La disuguaglianza non è più un fenomeno circoscritto ad alcune aree geografiche ma si è globalizzata: dal Ghana alla Germania, dal Sud Africa all'Italia, nessun governo può dichiararsi escluso. In Sud Africa c'è più diseguaglianza sociale ed economica oggi che ai tempi dell'apartheid, ma la forbice si sta allargando ovunque, dalla Gran Bretagna all'Italia.

Oxfam ha calcolato che 85 persone hanno accumulato una ricchezza che è pari a quella messa insieme dalla metà più povera della popolazione mondiale. Tra il marzo 2013 e il marzo 2014, questi Paperoni hanno incrementato il capitale di 688 milioni di dollari al giorno. Se Bill Gates decidesse di spendere un milione di dollari al giorno, gli ci vorrebbero 218 anni per dare fondo a quanto accumulato. L'accumulo di capitali in poche mani, non riguarda più solo i Paesi più ricchi del pianeta. La classifica dei “Paperoni” è guidata da un messicano, Carlos Slim, che ha superato Bill Gates nel luglio scorso. Oggi 16 miliardari prosperano nell'Africa sub-sahariana, dove 358 milioni di persone vivono nella povertà più estrema.

Gli economisti del Fondo monetario internazionale hanno documentato come la disuguaglianza economica sia una delle cause dell'attuale crisi finanziaria globale. Ma le ripercussioni non sono solo finanziarie. La forbice sociale ed economica corrompe la politica, sempre più condizionata dalle lobby di potere, ostacola la crescita dell'economia reale, soffoca la mobilità sociale e alimenta crimini e conflitti.

* [RIGHE DI DATI]

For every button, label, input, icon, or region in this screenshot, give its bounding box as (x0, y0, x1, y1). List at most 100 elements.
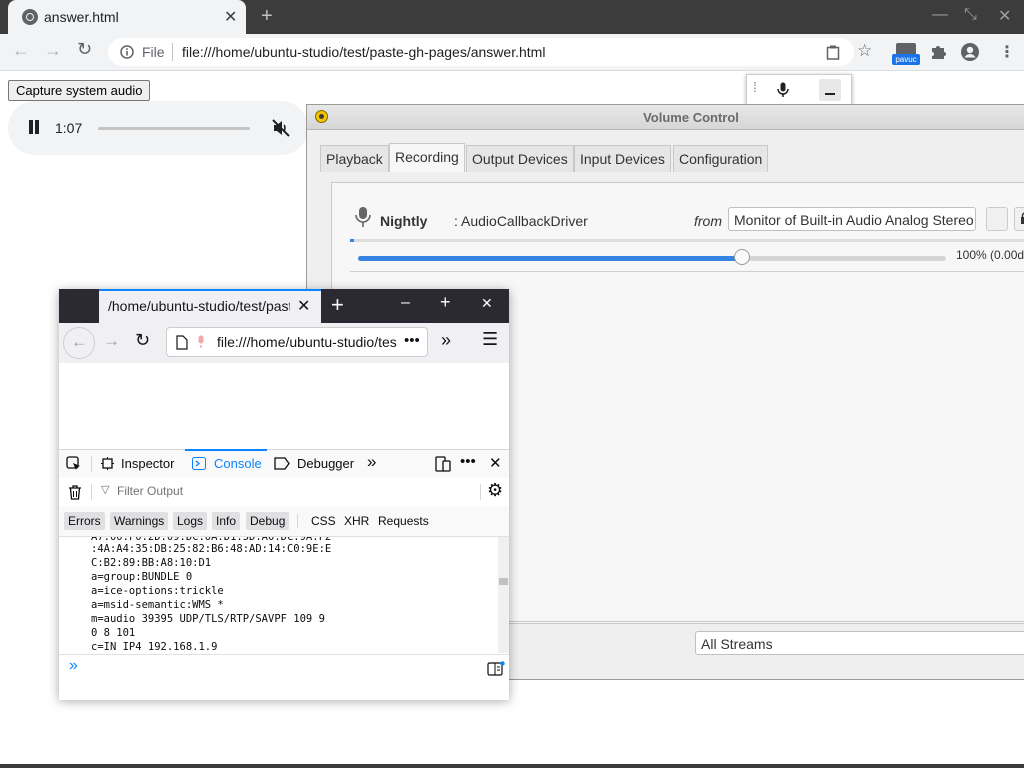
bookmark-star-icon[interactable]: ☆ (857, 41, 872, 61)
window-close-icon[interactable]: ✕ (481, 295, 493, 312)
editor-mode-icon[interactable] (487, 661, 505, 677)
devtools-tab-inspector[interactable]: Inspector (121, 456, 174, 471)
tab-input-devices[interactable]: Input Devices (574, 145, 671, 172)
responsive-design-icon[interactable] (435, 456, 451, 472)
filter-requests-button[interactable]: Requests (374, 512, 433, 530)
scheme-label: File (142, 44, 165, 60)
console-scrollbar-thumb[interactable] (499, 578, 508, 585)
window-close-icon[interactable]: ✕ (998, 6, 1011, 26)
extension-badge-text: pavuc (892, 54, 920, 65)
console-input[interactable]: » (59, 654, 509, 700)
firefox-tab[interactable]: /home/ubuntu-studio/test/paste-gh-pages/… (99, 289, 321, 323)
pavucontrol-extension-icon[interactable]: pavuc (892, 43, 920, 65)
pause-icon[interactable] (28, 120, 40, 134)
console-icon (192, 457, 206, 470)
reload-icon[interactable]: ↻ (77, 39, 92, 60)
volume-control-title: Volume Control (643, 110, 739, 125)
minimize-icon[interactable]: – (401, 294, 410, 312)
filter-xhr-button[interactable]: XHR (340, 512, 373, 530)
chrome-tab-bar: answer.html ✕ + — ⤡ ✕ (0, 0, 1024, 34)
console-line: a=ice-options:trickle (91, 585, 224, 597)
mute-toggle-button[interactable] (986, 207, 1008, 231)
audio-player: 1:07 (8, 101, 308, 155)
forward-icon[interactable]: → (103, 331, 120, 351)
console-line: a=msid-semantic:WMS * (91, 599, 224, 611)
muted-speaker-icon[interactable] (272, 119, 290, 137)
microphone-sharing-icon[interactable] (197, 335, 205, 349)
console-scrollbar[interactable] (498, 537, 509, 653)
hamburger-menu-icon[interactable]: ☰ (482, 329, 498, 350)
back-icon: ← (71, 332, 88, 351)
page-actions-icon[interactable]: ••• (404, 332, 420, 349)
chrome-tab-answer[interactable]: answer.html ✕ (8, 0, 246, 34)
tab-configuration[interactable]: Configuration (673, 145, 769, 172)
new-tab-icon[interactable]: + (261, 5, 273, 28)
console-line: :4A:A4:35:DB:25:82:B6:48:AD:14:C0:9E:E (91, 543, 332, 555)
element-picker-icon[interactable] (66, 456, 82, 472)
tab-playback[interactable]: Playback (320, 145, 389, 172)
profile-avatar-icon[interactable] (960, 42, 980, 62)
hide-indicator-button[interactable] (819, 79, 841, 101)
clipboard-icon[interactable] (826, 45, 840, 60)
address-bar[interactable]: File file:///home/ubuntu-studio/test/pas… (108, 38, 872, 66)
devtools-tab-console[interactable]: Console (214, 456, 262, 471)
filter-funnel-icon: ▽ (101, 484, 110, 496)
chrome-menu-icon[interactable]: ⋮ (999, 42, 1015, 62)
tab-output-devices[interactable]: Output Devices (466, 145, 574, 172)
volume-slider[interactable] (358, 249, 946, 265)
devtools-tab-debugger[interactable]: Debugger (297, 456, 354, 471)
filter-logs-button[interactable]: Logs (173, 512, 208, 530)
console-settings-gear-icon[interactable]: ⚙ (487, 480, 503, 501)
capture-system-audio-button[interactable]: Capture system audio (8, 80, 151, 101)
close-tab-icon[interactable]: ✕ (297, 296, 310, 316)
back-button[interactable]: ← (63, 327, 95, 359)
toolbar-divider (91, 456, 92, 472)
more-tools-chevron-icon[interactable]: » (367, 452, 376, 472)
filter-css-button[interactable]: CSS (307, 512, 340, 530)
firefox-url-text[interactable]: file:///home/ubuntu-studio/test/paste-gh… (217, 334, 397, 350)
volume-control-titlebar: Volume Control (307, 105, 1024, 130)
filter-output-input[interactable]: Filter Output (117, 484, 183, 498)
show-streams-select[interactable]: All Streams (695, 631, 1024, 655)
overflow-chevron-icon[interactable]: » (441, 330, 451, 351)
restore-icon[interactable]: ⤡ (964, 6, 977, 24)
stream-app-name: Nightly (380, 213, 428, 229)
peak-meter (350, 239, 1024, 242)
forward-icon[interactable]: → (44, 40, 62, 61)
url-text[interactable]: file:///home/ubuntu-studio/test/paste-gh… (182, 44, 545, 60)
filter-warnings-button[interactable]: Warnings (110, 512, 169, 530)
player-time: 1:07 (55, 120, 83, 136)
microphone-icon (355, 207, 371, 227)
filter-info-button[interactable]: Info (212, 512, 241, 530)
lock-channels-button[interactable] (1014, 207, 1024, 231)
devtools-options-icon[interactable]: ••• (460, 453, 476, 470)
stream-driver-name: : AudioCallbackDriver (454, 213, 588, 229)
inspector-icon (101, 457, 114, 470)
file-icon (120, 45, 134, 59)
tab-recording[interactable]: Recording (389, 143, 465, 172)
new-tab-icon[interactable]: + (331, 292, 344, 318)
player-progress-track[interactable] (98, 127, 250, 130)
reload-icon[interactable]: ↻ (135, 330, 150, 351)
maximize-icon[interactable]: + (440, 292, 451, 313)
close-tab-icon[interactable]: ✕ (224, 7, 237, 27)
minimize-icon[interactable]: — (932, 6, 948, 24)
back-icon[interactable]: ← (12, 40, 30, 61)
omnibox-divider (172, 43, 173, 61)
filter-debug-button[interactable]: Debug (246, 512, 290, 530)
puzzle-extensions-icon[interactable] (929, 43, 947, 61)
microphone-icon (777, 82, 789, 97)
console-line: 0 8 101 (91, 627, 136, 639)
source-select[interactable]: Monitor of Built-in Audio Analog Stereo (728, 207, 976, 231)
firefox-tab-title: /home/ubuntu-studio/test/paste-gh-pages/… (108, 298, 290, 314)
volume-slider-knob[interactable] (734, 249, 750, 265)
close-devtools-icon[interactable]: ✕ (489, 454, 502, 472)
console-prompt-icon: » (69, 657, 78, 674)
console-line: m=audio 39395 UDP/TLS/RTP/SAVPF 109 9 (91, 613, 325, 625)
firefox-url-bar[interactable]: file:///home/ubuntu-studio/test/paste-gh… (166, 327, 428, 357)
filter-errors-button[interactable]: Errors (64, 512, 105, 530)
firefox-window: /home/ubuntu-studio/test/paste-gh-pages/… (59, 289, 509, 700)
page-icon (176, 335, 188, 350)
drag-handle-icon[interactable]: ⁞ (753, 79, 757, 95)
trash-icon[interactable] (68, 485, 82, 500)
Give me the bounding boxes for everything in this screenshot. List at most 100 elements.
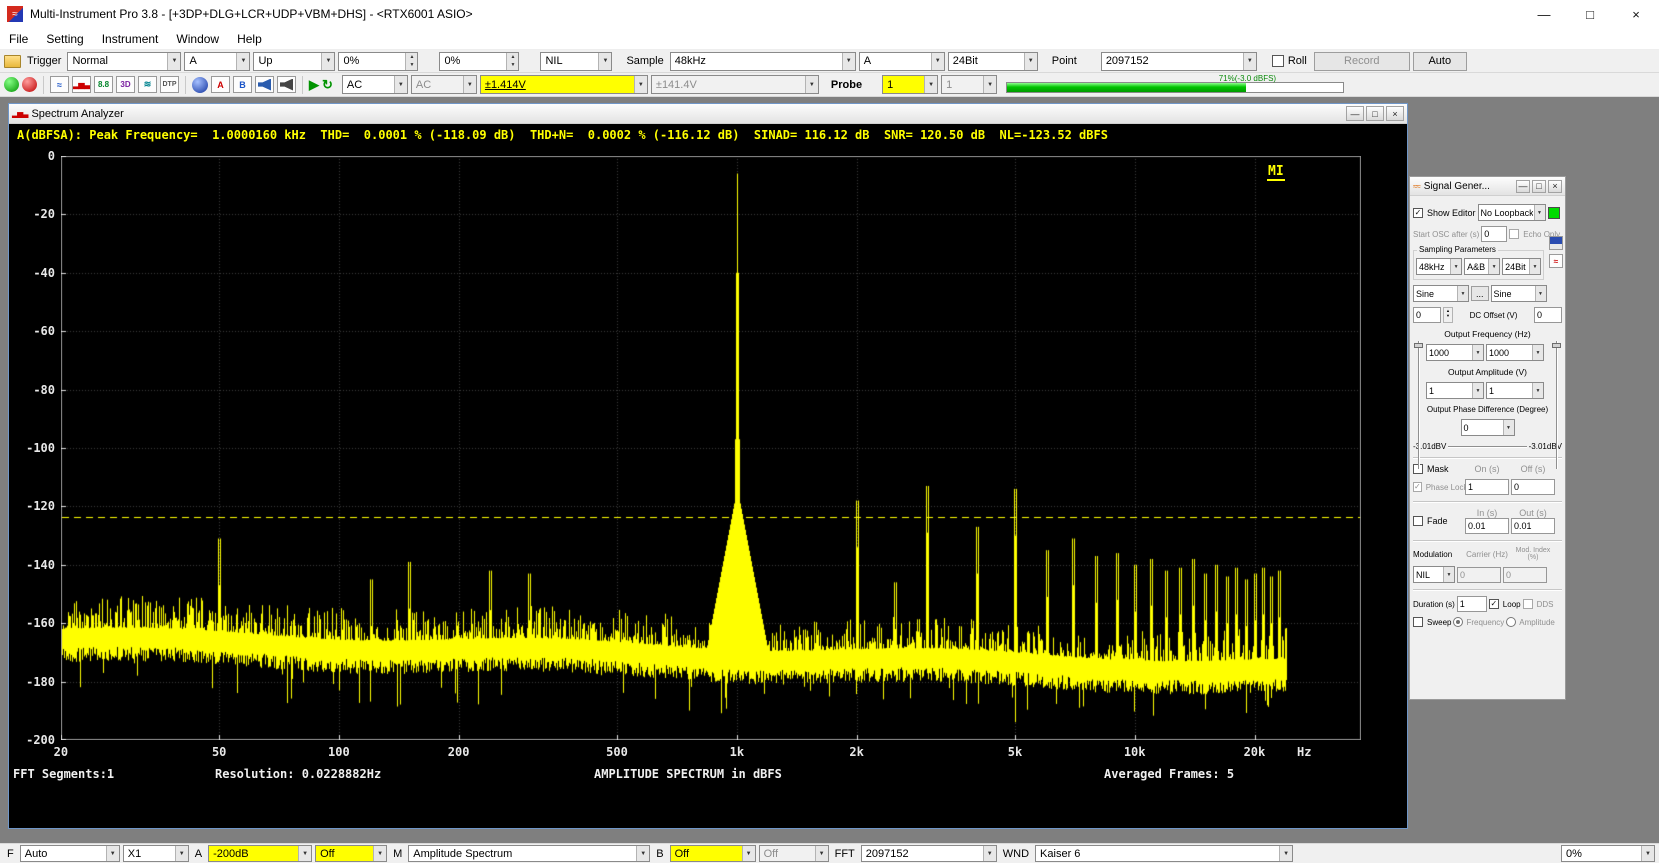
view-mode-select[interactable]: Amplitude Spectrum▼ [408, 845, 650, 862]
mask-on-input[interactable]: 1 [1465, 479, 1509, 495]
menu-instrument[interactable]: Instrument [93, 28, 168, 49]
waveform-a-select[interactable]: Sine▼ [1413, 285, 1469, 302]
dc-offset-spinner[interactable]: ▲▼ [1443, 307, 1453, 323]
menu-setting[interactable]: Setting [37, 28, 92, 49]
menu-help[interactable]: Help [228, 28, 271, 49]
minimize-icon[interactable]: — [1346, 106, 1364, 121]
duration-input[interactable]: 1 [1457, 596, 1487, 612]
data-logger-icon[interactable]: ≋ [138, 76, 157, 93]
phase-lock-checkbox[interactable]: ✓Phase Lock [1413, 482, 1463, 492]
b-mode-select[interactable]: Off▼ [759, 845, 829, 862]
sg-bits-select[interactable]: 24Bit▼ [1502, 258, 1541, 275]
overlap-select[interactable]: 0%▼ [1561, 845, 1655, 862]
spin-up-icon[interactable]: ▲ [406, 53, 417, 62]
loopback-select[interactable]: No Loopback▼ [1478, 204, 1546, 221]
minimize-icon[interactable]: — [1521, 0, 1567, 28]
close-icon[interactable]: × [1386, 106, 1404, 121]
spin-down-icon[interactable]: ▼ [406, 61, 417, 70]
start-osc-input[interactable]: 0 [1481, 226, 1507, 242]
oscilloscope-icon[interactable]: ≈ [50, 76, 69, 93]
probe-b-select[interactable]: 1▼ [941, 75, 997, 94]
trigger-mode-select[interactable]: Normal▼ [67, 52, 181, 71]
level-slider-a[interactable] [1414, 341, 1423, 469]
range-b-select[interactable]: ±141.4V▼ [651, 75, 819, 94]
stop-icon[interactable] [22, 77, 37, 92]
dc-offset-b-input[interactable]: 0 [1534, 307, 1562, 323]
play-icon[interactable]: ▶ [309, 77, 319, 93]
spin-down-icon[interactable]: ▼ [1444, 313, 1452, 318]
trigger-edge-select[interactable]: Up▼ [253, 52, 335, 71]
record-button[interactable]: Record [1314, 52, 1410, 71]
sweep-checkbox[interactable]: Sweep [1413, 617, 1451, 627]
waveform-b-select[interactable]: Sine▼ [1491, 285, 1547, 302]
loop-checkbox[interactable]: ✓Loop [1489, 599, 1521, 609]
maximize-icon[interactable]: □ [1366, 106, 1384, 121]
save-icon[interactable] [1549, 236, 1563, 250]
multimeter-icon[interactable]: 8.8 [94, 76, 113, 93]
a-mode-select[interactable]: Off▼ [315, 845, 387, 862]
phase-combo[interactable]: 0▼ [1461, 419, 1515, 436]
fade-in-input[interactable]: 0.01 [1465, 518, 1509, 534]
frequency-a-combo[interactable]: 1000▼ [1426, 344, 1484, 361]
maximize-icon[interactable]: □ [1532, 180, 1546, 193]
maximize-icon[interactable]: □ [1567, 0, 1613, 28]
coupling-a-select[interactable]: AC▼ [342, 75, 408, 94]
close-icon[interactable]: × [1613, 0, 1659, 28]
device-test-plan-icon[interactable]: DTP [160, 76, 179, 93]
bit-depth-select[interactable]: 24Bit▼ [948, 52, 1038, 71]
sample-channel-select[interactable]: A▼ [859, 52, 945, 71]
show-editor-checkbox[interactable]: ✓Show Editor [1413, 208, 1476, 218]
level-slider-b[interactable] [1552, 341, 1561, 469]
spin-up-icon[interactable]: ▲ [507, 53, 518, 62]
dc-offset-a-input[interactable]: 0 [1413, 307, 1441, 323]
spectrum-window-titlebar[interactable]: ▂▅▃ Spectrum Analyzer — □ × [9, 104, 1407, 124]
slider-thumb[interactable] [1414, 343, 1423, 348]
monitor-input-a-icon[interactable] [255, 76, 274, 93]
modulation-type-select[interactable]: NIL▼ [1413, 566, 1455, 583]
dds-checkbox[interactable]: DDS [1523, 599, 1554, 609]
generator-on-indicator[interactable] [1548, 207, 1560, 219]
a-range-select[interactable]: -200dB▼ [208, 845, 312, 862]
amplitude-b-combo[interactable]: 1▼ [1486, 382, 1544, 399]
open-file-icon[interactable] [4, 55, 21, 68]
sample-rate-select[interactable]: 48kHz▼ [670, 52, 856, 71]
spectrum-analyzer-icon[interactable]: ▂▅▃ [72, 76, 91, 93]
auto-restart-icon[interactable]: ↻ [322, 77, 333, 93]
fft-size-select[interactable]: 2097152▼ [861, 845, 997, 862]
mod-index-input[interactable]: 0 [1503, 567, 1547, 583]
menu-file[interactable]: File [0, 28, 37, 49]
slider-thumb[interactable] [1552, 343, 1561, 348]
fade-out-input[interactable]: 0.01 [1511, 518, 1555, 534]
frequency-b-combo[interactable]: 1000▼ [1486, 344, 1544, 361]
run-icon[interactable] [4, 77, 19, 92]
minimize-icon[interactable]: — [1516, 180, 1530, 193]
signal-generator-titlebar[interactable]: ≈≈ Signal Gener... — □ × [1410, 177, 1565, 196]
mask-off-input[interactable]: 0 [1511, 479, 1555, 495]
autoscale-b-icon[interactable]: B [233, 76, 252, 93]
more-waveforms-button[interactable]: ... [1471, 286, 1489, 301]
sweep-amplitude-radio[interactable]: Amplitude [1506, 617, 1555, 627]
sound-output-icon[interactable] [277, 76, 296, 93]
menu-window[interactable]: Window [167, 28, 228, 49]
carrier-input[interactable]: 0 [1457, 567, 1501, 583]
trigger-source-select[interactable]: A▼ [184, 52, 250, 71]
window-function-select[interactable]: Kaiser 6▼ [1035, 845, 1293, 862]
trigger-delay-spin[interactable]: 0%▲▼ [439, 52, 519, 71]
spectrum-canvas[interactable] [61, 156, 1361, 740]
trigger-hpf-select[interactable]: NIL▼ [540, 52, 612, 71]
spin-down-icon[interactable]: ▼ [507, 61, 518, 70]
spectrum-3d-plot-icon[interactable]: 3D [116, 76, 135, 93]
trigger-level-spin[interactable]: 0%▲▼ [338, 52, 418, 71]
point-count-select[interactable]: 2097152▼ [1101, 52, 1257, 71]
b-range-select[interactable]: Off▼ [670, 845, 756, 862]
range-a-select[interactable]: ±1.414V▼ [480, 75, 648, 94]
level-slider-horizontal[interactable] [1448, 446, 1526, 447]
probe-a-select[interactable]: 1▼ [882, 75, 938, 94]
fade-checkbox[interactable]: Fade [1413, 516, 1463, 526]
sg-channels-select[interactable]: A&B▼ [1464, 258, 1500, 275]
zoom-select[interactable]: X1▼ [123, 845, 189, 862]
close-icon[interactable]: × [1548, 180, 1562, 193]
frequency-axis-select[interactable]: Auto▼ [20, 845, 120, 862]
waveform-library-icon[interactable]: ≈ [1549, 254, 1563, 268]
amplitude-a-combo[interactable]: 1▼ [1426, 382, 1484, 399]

* [COMPITO RICHIESTO 1]
Rispondi in base al brano sulla disuguaglianza:
(a) In quale paese oggi c'è più disuguaglianza sociale ed economica che ai tempi dell'apartheid?
(b) Quante persone hanno accumulato una ricchezza pari a quella della metà più povera della popolazione mondiale?
(c) Chi ha documentato che la disuguaglianza economica è una delle cause dell'attuale crisi finanziaria globale?
* [COMPITO RICHIESTO 2] Per favore, riscrivi le righe da quella che contiene "bookmark-star-icon[interactable]: ☆ (857, 41, 872, 61)" fino a quella che contiene "forward-icon[interactable]: → (103, 331, 120, 351)", estremi inclusi, sostituendo "window-close-icon" con "close-window-icon". Il resto deve restare invariato, e non riportare altre righe.
Il brano e le righe provengono da fonti diverse.

* [RISPOSTA COMPLETA 1]
(a) In Sud Africa.
(b) 85 persone.
(c) Gli economisti del Fondo monetario internazionale.

* [RISPOSTA COMPLETA 2]
bookmark-star-icon[interactable]: ☆ (857, 41, 872, 61)
close-window-icon[interactable]: ✕ (481, 295, 493, 312)
editor-mode-icon[interactable] (487, 661, 505, 677)
devtools-tab-inspector[interactable]: Inspector (121, 456, 174, 471)
tab-input-devices[interactable]: Input Devices (574, 145, 671, 172)
responsive-design-icon[interactable] (435, 456, 451, 472)
filter-requests-button[interactable]: Requests (374, 512, 433, 530)
scheme-label: File (142, 44, 165, 60)
console-scrollbar-thumb[interactable] (499, 578, 508, 585)
close-window-icon[interactable]: ✕ (998, 6, 1011, 26)
extension-badge-text: pavuc (892, 54, 920, 65)
console-input[interactable]: » (59, 654, 509, 700)
firefox-tab[interactable]: /home/ubuntu-studio/test/paste-gh-pages/… (99, 289, 321, 323)
pavucontrol-extension-icon[interactable]: pavuc (892, 43, 920, 65)
pause-icon[interactable] (28, 120, 40, 134)
console-icon (192, 457, 206, 470)
reload-icon[interactable]: ↻ (77, 39, 92, 60)
volume-control-title: Volume Control (643, 110, 739, 125)
minimize-icon[interactable]: – (401, 294, 410, 312)
filter-xhr-button[interactable]: XHR (340, 512, 373, 530)
chrome-tab-bar: answer.html ✕ + — ⤡ ✕ (0, 0, 1024, 34)
console-line: a=ice-options:trickle (91, 585, 224, 597)
mute-toggle-button[interactable] (986, 207, 1008, 231)
audio-player: 1:07 (8, 101, 308, 155)
forward-icon[interactable]: → (103, 331, 120, 351)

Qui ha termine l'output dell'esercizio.